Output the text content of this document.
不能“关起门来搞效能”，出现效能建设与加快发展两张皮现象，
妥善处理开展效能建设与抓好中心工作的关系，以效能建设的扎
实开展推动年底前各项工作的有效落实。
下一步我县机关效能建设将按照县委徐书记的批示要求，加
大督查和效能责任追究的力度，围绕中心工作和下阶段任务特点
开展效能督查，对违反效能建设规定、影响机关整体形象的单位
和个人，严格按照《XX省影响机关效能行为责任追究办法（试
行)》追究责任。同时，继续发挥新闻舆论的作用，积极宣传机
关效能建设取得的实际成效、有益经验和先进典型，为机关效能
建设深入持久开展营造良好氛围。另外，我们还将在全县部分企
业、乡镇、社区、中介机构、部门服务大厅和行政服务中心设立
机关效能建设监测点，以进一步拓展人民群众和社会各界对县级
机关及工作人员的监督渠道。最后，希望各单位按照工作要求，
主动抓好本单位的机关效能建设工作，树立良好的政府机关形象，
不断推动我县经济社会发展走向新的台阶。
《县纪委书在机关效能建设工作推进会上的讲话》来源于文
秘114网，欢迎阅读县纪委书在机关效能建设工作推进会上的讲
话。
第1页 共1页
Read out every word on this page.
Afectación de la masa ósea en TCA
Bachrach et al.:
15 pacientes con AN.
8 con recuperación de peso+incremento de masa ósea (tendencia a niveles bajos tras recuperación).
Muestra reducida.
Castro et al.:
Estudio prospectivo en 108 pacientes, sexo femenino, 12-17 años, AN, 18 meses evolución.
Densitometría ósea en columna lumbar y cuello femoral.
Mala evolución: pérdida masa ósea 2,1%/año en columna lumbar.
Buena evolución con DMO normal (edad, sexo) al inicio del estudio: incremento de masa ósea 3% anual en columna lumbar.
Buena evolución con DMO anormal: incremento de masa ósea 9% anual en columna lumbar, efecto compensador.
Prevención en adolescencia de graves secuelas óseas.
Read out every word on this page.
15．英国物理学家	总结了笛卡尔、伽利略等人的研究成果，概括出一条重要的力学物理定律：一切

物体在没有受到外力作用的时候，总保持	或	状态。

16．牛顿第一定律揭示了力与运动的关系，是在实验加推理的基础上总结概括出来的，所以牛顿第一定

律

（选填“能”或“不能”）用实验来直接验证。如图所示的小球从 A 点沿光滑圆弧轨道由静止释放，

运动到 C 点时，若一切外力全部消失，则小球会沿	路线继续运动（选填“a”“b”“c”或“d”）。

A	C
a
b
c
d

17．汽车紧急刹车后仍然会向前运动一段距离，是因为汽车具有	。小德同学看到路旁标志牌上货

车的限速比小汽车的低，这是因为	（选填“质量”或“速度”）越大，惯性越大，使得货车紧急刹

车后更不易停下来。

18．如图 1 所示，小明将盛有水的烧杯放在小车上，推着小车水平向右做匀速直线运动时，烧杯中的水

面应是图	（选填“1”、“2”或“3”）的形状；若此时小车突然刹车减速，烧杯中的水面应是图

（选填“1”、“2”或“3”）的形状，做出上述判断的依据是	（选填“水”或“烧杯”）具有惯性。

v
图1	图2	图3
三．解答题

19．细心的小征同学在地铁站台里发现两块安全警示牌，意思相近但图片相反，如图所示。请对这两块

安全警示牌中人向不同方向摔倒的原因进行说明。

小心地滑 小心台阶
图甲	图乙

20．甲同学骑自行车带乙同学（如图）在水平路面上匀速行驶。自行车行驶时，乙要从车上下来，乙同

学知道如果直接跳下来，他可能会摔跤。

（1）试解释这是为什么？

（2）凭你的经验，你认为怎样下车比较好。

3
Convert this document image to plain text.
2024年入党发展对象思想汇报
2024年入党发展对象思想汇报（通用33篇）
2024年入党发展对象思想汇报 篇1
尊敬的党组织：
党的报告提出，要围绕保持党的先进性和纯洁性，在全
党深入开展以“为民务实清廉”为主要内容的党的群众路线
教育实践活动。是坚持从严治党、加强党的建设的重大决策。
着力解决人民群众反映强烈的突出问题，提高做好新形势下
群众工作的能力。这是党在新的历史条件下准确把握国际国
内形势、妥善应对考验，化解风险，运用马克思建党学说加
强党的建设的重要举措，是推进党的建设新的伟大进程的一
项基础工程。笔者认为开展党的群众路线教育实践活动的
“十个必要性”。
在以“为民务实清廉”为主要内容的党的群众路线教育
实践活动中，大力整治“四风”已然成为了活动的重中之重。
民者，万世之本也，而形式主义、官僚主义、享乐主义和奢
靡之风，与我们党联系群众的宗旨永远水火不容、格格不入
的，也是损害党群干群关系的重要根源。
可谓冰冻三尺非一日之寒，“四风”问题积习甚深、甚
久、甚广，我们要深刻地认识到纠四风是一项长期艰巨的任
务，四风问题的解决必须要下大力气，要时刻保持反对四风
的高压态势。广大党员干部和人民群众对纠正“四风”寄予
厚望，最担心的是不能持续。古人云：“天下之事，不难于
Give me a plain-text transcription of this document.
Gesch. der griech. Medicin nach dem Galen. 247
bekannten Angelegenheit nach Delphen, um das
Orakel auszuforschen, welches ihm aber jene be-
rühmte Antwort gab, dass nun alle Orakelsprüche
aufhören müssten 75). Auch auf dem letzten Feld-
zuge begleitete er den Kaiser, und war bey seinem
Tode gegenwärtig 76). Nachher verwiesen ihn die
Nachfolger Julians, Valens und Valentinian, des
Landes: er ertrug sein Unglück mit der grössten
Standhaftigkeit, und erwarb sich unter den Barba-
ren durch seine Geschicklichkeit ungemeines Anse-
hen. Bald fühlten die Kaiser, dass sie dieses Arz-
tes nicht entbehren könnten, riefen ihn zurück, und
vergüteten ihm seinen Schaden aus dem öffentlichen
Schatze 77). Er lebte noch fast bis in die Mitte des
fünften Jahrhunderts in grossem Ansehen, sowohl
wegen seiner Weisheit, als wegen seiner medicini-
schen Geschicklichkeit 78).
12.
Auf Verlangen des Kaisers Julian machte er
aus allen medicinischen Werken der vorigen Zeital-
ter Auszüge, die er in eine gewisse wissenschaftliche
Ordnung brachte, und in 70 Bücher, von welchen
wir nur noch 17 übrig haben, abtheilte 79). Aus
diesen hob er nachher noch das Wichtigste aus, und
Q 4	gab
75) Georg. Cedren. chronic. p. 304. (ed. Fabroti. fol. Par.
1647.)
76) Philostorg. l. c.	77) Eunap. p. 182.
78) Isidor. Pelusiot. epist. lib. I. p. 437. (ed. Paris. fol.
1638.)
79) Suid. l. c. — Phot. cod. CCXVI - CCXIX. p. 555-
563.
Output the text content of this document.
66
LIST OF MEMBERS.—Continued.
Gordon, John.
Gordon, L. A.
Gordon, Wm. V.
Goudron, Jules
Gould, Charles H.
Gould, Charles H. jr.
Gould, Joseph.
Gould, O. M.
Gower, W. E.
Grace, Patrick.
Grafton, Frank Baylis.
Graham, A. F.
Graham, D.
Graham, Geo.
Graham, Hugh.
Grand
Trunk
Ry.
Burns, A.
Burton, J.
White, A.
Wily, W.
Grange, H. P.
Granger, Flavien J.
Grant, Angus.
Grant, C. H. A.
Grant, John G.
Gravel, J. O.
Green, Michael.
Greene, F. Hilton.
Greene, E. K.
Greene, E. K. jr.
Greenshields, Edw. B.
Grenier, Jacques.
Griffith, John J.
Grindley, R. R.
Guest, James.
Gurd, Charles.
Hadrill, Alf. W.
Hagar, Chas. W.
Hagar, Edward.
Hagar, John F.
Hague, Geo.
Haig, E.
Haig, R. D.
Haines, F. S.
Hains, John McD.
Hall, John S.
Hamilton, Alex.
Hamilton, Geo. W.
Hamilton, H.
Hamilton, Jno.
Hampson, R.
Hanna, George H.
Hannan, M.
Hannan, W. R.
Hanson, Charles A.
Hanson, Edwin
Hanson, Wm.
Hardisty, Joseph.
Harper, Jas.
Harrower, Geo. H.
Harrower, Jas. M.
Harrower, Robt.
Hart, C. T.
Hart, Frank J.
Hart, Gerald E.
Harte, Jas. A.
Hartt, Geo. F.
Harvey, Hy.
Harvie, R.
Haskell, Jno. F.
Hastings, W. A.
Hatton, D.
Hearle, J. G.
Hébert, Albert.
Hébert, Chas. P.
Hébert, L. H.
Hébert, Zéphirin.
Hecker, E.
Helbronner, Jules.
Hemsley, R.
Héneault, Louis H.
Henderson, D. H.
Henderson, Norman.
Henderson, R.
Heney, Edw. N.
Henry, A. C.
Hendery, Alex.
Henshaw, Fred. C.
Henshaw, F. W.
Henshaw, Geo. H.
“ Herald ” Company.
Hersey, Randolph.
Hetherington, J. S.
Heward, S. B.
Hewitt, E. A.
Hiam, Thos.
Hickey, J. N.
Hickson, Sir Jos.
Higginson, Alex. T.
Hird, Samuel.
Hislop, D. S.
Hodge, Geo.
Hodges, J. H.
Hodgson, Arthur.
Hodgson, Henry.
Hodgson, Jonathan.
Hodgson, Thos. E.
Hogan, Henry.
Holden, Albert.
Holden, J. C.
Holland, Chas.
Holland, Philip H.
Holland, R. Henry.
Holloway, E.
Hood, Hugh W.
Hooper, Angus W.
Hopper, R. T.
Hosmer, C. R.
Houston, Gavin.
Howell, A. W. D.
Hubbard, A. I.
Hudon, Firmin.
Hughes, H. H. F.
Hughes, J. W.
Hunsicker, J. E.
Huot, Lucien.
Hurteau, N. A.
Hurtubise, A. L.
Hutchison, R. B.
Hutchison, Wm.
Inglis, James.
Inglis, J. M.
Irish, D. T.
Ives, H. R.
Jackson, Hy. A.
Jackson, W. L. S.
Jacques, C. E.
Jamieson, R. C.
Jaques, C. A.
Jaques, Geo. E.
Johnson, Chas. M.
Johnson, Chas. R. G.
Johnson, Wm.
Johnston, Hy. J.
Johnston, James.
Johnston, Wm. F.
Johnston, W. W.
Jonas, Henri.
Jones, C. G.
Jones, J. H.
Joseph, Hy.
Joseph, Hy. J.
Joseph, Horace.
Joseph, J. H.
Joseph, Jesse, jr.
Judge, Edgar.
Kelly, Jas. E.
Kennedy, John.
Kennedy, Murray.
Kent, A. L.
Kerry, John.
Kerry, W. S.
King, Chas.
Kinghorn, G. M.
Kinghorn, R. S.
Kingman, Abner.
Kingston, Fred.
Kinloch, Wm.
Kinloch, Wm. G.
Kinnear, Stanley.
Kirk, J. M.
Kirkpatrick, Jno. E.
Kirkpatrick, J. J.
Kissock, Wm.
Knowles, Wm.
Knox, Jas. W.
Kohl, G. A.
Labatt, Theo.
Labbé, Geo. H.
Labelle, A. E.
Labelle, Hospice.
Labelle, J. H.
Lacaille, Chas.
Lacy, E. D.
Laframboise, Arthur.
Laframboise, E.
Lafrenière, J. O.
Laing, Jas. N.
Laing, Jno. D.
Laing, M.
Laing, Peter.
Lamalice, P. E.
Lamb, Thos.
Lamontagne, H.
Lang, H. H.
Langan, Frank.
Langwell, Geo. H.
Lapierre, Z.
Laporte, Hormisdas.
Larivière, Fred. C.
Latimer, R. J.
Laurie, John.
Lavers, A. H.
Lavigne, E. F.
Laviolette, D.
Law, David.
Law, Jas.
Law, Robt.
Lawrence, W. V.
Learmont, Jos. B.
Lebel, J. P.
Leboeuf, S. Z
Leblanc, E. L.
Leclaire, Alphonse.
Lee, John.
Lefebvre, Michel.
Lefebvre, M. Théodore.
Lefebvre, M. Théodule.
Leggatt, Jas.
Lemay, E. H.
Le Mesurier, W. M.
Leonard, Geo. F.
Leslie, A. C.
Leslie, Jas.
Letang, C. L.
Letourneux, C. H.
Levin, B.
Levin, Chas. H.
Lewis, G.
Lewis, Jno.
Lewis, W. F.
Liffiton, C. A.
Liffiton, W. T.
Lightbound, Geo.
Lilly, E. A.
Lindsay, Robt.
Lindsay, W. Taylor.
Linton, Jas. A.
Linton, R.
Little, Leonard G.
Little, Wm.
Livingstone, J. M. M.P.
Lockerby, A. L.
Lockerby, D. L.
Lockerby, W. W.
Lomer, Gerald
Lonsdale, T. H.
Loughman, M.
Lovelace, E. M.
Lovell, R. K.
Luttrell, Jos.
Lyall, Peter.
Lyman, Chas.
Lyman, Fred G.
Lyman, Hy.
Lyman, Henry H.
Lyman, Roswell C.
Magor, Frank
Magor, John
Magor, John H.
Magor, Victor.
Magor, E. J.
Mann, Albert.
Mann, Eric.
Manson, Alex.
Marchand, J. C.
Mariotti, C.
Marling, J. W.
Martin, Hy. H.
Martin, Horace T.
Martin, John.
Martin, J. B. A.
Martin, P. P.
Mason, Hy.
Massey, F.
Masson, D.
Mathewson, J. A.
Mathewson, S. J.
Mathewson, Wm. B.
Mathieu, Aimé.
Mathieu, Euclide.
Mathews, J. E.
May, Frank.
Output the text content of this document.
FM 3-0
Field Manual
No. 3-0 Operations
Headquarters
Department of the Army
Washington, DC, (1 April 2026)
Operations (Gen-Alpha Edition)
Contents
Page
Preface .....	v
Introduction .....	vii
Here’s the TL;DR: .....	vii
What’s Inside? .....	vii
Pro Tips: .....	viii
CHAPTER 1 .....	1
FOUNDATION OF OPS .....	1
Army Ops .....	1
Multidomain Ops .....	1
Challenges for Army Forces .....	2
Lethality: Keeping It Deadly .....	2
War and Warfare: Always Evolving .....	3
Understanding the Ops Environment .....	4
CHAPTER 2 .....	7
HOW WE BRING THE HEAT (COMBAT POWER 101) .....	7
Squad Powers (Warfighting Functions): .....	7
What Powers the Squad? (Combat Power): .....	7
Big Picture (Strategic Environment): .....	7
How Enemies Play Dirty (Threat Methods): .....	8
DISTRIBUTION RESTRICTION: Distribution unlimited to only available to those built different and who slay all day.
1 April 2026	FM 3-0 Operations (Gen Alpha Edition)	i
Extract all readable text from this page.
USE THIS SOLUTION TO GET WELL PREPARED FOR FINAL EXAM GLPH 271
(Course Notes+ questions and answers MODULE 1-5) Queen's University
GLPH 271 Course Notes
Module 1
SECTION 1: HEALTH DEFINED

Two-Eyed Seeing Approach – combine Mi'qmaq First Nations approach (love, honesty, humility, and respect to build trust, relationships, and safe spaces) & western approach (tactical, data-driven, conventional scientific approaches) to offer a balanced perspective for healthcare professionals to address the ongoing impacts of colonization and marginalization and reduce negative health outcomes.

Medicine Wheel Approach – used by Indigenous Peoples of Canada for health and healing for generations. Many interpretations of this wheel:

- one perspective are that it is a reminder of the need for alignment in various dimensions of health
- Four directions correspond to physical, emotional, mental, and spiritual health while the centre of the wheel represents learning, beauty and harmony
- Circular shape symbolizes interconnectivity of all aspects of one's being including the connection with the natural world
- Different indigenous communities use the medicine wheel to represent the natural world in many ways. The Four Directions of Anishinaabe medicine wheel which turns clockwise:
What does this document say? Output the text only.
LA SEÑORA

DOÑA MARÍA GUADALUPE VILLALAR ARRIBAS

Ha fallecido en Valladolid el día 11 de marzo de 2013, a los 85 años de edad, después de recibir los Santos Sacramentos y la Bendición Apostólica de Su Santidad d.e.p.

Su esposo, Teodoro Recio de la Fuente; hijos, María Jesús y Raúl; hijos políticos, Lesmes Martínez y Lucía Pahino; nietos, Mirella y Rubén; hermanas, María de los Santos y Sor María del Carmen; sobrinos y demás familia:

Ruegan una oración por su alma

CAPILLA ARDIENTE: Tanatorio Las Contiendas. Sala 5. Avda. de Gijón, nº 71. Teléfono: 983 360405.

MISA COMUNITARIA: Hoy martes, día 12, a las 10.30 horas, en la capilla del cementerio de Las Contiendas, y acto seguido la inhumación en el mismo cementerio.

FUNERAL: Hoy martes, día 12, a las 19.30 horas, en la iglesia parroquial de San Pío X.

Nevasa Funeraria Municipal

+++

_PROBLEM TO WORK ON_:
Copy all the lines above that hold the string "text".

_TASK ANSWER_:
Output the text content of this document.
Convert this document image to plain text.
Give me a plain-text transcription of this document.
Output the text content of this document.
Output the text content of this document.
Extract all readable text from this page.
What does this document say? Output the text only.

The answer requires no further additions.